Only a number is wanted: how many lines in these records contain the word "this"?

* [AVAILABLE RECORDS]
********************

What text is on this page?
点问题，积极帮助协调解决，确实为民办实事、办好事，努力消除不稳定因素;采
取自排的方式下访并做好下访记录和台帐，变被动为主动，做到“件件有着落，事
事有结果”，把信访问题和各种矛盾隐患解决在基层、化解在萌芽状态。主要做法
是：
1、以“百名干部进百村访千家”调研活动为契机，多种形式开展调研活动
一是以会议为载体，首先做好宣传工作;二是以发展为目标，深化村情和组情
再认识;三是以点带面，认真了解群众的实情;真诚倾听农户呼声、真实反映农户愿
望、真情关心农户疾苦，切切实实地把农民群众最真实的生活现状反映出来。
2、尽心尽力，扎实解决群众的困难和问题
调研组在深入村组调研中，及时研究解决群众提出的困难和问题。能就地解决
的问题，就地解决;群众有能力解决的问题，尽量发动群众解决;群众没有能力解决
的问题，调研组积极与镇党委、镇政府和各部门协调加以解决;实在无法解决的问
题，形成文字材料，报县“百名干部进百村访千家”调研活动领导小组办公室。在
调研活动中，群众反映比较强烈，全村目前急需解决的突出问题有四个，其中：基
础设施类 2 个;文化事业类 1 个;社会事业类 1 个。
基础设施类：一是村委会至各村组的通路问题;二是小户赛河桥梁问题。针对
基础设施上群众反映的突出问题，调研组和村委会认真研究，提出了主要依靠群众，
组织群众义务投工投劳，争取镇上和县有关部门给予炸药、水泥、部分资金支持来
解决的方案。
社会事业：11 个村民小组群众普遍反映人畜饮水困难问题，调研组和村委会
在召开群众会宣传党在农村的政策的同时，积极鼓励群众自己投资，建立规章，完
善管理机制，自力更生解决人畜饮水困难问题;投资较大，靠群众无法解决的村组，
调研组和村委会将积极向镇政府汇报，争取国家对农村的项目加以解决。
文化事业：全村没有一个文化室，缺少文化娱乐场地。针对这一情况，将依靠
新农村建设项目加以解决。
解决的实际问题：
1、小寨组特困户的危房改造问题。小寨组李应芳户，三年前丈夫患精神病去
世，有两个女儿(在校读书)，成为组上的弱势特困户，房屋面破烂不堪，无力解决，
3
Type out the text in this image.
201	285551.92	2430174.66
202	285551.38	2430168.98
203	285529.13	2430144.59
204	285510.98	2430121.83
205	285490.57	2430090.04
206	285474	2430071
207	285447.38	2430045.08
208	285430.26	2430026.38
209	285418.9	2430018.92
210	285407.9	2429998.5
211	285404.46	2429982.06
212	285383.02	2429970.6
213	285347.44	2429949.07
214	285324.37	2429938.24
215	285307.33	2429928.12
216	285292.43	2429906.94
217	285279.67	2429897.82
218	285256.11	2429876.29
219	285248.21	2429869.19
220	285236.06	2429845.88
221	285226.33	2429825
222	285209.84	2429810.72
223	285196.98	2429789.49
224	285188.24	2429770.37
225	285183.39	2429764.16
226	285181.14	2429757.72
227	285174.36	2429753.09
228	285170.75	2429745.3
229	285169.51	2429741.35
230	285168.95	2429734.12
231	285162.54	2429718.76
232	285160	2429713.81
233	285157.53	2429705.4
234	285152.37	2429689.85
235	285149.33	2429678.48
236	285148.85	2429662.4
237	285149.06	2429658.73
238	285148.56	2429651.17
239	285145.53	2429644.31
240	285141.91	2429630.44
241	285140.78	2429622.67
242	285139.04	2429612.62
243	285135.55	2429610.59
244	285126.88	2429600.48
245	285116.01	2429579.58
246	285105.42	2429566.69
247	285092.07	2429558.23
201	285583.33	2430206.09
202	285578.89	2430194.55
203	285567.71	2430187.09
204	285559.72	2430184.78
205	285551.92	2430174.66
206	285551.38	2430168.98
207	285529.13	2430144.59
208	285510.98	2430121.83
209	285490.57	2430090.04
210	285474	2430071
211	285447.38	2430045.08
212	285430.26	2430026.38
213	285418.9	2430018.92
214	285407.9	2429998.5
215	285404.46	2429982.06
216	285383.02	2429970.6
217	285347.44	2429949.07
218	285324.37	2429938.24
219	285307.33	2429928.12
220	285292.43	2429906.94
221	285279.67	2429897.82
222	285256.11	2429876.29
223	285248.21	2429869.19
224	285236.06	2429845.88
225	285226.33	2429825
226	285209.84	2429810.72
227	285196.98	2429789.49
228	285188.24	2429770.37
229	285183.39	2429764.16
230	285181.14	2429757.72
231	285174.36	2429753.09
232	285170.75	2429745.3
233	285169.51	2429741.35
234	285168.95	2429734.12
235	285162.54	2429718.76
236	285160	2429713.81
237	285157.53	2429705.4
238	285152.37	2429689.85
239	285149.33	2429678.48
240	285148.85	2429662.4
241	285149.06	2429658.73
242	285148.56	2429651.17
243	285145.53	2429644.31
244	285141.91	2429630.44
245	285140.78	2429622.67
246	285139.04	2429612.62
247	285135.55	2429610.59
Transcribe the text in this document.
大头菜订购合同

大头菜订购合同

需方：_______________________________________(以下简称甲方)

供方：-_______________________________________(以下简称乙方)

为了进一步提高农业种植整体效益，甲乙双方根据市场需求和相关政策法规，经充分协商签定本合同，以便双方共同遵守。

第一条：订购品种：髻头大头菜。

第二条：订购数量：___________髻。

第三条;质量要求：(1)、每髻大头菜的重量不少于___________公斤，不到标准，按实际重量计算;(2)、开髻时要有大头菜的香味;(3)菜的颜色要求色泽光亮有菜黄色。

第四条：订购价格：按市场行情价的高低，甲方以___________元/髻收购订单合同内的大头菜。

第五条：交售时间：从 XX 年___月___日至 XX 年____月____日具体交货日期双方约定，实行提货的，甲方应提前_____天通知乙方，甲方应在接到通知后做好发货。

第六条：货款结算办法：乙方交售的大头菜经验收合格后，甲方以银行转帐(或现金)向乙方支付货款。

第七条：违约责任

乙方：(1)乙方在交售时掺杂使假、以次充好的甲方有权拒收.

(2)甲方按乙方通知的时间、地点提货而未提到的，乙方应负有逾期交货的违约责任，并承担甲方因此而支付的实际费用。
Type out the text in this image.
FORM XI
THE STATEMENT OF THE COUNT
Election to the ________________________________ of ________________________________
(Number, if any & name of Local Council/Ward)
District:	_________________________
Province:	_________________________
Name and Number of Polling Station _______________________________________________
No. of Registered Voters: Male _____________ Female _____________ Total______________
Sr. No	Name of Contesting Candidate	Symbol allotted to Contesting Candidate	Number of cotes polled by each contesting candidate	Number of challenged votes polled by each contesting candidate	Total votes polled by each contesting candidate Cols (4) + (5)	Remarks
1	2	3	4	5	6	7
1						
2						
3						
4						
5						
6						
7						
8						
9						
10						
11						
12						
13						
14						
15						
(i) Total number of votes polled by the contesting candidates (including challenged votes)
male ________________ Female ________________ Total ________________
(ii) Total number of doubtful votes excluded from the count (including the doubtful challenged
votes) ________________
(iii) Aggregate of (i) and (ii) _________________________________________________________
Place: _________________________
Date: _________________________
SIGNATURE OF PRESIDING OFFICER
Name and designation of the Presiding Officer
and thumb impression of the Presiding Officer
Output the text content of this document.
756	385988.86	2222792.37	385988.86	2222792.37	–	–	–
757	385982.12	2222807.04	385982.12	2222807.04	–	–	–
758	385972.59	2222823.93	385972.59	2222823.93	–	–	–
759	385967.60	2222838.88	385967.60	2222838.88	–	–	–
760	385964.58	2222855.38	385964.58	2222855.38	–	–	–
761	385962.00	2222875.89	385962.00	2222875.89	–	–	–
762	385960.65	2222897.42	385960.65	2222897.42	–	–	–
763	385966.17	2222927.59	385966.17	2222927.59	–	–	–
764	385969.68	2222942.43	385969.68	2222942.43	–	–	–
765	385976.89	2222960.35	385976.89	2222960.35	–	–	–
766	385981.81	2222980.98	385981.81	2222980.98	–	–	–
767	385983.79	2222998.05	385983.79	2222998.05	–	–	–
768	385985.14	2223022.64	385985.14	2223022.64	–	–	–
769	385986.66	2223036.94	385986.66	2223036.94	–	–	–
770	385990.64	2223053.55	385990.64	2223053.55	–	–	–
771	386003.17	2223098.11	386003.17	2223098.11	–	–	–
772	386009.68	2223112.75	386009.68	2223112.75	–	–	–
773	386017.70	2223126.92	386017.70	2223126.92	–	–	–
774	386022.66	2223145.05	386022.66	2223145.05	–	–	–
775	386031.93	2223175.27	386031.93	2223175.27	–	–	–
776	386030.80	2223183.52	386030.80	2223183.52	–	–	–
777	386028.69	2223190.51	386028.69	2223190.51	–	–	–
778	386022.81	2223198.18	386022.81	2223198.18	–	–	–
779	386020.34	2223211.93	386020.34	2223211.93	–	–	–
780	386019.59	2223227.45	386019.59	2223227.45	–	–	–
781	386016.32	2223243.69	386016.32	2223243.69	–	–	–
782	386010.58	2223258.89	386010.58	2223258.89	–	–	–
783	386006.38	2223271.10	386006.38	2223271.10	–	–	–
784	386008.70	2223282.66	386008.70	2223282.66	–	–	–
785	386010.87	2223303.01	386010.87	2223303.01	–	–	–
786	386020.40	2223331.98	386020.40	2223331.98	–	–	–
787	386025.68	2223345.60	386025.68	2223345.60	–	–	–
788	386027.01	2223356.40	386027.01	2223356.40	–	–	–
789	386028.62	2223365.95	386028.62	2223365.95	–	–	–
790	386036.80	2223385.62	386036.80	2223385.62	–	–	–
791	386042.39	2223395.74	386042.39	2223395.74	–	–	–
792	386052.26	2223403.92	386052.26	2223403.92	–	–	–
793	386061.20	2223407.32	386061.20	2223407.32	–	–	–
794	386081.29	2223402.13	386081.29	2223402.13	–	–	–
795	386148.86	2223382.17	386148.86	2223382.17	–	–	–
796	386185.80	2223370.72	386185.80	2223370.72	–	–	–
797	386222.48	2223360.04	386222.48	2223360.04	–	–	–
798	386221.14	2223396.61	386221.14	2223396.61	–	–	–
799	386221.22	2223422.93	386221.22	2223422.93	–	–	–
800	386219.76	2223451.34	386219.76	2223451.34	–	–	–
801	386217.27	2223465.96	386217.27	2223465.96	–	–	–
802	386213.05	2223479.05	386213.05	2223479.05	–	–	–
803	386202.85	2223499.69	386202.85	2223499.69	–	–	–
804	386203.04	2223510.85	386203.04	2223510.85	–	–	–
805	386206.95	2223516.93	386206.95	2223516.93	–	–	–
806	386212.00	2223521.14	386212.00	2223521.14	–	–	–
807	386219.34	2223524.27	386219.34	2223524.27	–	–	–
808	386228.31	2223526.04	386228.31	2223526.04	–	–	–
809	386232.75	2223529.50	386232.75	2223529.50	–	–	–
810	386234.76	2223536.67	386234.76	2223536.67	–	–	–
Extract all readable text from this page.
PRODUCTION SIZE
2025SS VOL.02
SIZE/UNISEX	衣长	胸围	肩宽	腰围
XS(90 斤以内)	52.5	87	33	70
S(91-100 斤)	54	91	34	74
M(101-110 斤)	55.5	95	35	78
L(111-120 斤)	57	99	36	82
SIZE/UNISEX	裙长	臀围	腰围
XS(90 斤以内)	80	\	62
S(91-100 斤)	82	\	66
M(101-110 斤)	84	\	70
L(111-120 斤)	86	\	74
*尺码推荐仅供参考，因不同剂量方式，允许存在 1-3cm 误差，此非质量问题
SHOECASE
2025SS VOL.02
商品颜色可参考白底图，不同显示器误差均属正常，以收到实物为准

********************

* [EXERCISE ANSWER]
6